▸ REQUIREMENTS:
Your answer must consist solely of the number of lines that contain the word "name".

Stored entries
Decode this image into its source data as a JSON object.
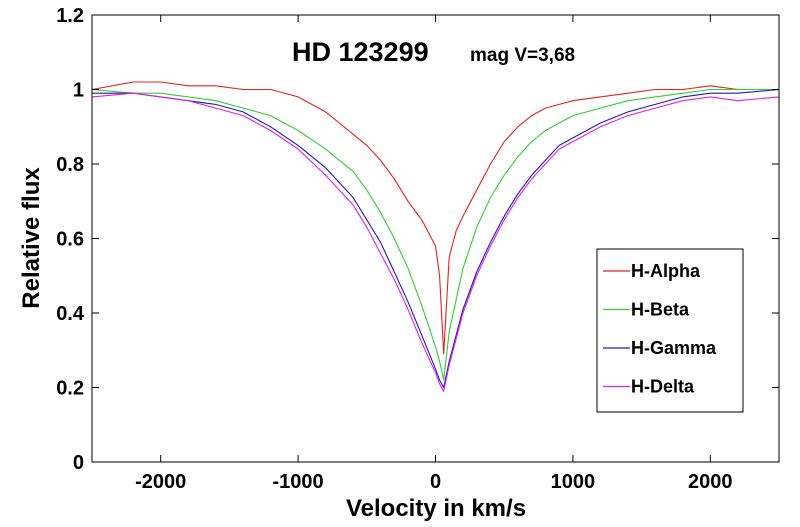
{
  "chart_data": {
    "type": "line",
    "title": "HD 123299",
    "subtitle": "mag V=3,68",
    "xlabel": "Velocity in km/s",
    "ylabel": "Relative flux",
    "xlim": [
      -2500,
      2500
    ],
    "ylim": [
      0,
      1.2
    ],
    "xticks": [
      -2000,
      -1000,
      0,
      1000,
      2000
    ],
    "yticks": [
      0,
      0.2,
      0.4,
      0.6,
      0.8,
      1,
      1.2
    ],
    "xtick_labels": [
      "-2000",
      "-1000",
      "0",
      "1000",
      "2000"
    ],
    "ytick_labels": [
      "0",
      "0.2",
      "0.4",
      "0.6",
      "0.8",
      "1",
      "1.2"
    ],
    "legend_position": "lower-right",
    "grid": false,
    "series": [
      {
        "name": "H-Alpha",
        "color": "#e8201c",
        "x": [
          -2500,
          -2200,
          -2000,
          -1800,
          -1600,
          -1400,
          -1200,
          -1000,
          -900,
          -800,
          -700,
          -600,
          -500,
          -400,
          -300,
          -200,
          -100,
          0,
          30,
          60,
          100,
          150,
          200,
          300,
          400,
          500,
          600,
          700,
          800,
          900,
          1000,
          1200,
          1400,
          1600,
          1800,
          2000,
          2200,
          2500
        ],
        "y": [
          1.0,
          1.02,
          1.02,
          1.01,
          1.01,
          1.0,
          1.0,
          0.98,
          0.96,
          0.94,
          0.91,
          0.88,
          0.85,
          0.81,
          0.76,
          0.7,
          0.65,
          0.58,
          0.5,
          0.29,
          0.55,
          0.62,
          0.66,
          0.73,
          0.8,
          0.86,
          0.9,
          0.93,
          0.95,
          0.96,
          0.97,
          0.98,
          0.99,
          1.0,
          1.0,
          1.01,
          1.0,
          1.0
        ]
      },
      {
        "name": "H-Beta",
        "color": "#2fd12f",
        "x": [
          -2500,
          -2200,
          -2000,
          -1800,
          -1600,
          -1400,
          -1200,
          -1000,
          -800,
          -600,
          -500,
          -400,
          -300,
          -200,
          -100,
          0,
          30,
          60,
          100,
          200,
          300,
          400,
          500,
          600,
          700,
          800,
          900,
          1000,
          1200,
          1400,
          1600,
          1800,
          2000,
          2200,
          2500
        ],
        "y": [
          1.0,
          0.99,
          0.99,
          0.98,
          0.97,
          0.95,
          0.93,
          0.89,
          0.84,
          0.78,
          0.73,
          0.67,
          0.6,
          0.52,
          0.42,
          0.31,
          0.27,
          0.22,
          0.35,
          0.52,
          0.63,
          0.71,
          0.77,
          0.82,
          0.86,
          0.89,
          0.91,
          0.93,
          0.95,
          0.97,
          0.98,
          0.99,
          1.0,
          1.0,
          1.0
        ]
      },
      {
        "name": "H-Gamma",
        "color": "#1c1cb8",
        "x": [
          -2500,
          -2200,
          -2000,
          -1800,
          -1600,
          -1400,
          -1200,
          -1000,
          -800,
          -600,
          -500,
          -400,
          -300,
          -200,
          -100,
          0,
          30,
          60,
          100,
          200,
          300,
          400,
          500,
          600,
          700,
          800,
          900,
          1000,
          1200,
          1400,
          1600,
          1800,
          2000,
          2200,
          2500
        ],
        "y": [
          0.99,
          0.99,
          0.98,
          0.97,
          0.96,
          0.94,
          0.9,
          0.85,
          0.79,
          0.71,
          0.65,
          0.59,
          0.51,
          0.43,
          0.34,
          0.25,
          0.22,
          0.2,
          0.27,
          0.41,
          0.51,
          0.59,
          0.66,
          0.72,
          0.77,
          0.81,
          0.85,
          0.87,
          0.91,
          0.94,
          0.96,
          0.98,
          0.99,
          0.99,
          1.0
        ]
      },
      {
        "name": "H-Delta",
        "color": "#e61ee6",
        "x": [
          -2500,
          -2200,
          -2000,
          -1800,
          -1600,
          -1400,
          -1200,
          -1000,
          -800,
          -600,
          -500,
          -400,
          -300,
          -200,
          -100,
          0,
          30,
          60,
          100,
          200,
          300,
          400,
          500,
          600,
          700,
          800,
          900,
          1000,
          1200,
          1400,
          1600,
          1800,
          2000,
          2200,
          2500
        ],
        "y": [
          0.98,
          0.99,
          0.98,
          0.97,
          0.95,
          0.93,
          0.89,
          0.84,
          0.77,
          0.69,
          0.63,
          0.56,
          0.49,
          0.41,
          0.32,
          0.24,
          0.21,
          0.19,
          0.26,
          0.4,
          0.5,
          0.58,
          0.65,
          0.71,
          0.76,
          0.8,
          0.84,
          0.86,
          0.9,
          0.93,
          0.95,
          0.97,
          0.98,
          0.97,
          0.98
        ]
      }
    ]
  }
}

* * *

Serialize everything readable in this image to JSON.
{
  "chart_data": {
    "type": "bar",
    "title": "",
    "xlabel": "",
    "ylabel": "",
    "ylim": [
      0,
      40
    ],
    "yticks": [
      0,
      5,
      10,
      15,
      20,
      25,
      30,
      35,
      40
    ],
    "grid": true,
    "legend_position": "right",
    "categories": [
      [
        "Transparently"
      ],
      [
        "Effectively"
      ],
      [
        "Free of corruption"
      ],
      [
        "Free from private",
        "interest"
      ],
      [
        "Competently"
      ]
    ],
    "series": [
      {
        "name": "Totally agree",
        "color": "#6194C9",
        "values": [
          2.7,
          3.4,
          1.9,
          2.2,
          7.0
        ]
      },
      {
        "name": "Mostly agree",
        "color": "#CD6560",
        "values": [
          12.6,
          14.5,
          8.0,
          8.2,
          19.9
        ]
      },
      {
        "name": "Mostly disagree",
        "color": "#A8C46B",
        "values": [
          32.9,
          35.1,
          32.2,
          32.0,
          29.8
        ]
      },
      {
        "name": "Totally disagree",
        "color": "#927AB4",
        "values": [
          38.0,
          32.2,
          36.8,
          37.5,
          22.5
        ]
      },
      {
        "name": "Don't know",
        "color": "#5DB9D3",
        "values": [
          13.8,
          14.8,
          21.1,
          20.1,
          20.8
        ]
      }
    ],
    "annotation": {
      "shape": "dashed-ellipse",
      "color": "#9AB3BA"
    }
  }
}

▸ SOLUTION FOR THIS PROBLEM:
9